▶ **The input**:
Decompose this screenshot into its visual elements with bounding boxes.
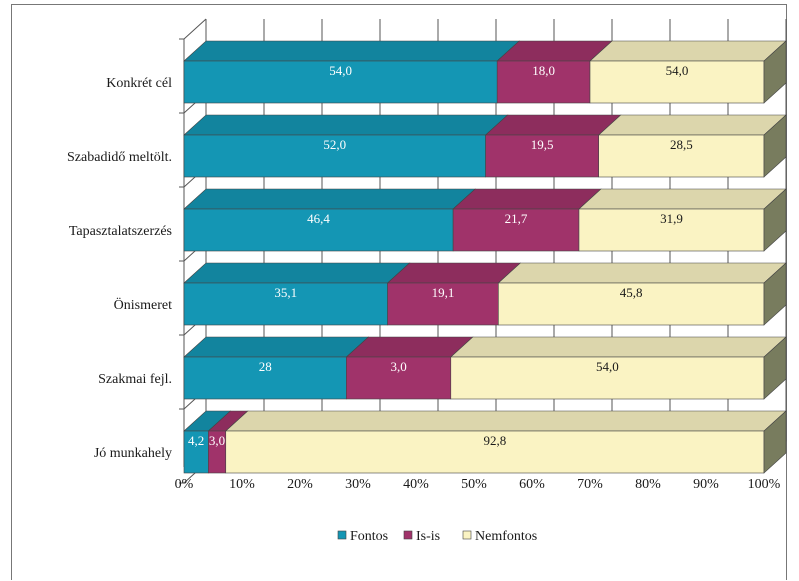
bar-segment-fontos <box>183 336 370 400</box>
bar-segment-nemfontos <box>597 114 787 178</box>
bar-segment-fontos <box>183 114 509 178</box>
bar-segment-is-is <box>386 262 522 326</box>
x-tick-label: 40% <box>403 477 429 492</box>
x-tick-label: 10% <box>229 477 255 492</box>
bar-segment-nemfontos <box>224 410 787 474</box>
wall-divider <box>183 18 207 40</box>
data-label: 28 <box>259 359 272 374</box>
x-tick-label: 100% <box>748 477 781 492</box>
bar-segment-nemfontos <box>450 336 787 400</box>
data-label: 21,7 <box>505 211 528 226</box>
data-label: 18,0 <box>532 63 555 78</box>
legend: Fontos Is-is Nemfontos <box>337 529 537 544</box>
legend-swatch <box>462 530 472 540</box>
x-tick-label: 60% <box>519 477 545 492</box>
data-label: 19,5 <box>531 137 554 152</box>
bar-segment-fontos <box>183 40 520 104</box>
category-label: Szabadidő meltölt. <box>67 150 172 165</box>
legend-label: Fontos <box>350 529 388 544</box>
bar-segment-nemfontos <box>589 40 787 104</box>
bar-segment-is-is <box>452 188 602 252</box>
bar-segment-fontos <box>183 410 232 474</box>
x-tick-label: 50% <box>461 477 487 492</box>
bar-segment-fontos <box>183 262 411 326</box>
category-label: Jó munkahely <box>94 446 172 461</box>
x-tick-label: 20% <box>287 477 313 492</box>
data-label: 31,9 <box>660 211 683 226</box>
legend-label: Nemfontos <box>475 529 537 544</box>
data-label: 92,8 <box>484 433 507 448</box>
x-tick-label: 30% <box>345 477 371 492</box>
bar-segment-is-is <box>345 336 474 400</box>
data-label: 28,5 <box>670 137 693 152</box>
x-tick-label: 0% <box>175 477 194 492</box>
data-label: 3,0 <box>390 359 406 374</box>
category-label: Önismeret <box>114 296 172 313</box>
chart-frame: 0% 10% 20% 30% 40% 50% 60% 70% 80% 90% 100% Konkrét… <box>11 4 787 580</box>
category-label: Szakmai fejl. <box>98 372 172 387</box>
data-label: 46,4 <box>307 211 330 226</box>
bar-segment-fontos <box>183 188 476 252</box>
x-tick-label: 80% <box>635 477 661 492</box>
legend-label: Is-is <box>416 529 440 544</box>
stacked-bar-chart: 0% 10% 20% 30% 40% 50% 60% 70% 80% 90% 100% Konkrét… <box>67 18 787 544</box>
bar-segment-nemfontos <box>578 188 787 252</box>
data-label: 54,0 <box>596 359 619 374</box>
bar-segment-is-is <box>207 410 249 474</box>
data-label: 54,0 <box>666 63 689 78</box>
data-label: 19,1 <box>432 285 455 300</box>
x-tick-label: 90% <box>693 477 719 492</box>
data-label: 35,1 <box>274 285 297 300</box>
x-tick-label: 70% <box>577 477 603 492</box>
category-label: Konkrét cél <box>106 76 172 91</box>
category-label: Tapasztalatszerzés <box>69 224 172 239</box>
bar-segment-nemfontos <box>497 262 787 326</box>
bar-segment-is-is <box>484 114 622 178</box>
data-label: 52,0 <box>323 137 346 152</box>
data-label: 3,0 <box>209 433 225 448</box>
data-label: 4,2 <box>188 433 204 448</box>
data-label: 45,8 <box>620 285 643 300</box>
legend-swatch <box>337 530 347 540</box>
legend-swatch <box>403 530 413 540</box>
data-label: 54,0 <box>329 63 352 78</box>
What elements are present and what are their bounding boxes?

▶ **Short task**:
Copy out the material above word for word, every line of it, leaving out the picture.

▶ **Result of this task**:
Decompose this screenshot into its visual elements with bounding boxes.
bar-segment-fontos <box>183 336 370 400</box>
bar-segment-nemfontos <box>597 114 787 178</box>
bar-segment-fontos <box>183 114 509 178</box>
bar-segment-is-is <box>386 262 522 326</box>
x-tick-label: 40% <box>403 477 429 492</box>
x-tick-label: 10% <box>229 477 255 492</box>
bar-segment-nemfontos <box>224 410 787 474</box>
wall-divider <box>183 18 207 40</box>
data-label: 28 <box>259 359 272 374</box>
x-tick-label: 100% <box>748 477 781 492</box>
bar-segment-nemfontos <box>450 336 787 400</box>
data-label: 21,7 <box>505 211 528 226</box>
data-label: 18,0 <box>532 63 555 78</box>
legend: Fontos Is-is Nemfontos <box>337 529 537 544</box>
legend-swatch <box>462 530 472 540</box>
x-tick-label: 60% <box>519 477 545 492</box>
data-label: 19,5 <box>531 137 554 152</box>
bar-segment-fontos <box>183 40 520 104</box>
category-label: Szabadidő meltölt. <box>67 150 172 165</box>
legend-label: Fontos <box>350 529 388 544</box>
bar-segment-nemfontos <box>589 40 787 104</box>
bar-segment-is-is <box>452 188 602 252</box>
bar-segment-fontos <box>183 410 232 474</box>
x-tick-label: 50% <box>461 477 487 492</box>
bar-segment-fontos <box>183 262 411 326</box>
category-label: Jó munkahely <box>94 446 172 461</box>
x-tick-label: 20% <box>287 477 313 492</box>
data-label: 31,9 <box>660 211 683 226</box>
legend-label: Nemfontos <box>475 529 537 544</box>
data-label: 92,8 <box>484 433 507 448</box>
x-tick-label: 30% <box>345 477 371 492</box>
bar-segment-is-is <box>345 336 474 400</box>
data-label: 28,5 <box>670 137 693 152</box>
x-tick-label: 0% <box>175 477 194 492</box>
data-label: 3,0 <box>390 359 406 374</box>
category-label: Önismeret <box>114 296 172 313</box>
chart-frame: 0% 10% 20% 30% 40% 50% 60% 70% 80% 90% 100% Konkrét… <box>11 4 787 580</box>
category-label: Szakmai fejl. <box>98 372 172 387</box>
data-label: 46,4 <box>307 211 330 226</box>
bar-segment-fontos <box>183 188 476 252</box>
x-tick-label: 80% <box>635 477 661 492</box>
legend-label: Is-is <box>416 529 440 544</box>
stacked-bar-chart: 0% 10% 20% 30% 40% 50% 60% 70% 80% 90% 100% Konkrét… <box>67 18 787 544</box>
bar-segment-nemfontos <box>578 188 787 252</box>
data-label: 54,0 <box>596 359 619 374</box>
bar-segment-is-is <box>207 410 249 474</box>
data-label: 54,0 <box>666 63 689 78</box>
data-label: 19,1 <box>432 285 455 300</box>
x-tick-label: 90% <box>693 477 719 492</box>
data-label: 35,1 <box>274 285 297 300</box>
x-tick-label: 70% <box>577 477 603 492</box>
category-label: Konkrét cél <box>106 76 172 91</box>
category-label: Tapasztalatszerzés <box>69 224 172 239</box>
bar-segment-nemfontos <box>497 262 787 326</box>
bar-segment-is-is <box>484 114 622 178</box>
data-label: 52,0 <box>323 137 346 152</box>
data-label: 3,0 <box>209 433 225 448</box>
data-label: 4,2 <box>188 433 204 448</box>
data-label: 45,8 <box>620 285 643 300</box>
legend-swatch <box>337 530 347 540</box>
legend-swatch <box>403 530 413 540</box>
data-label: 54,0 <box>329 63 352 78</box>
What elements are present and what are their bounding boxes?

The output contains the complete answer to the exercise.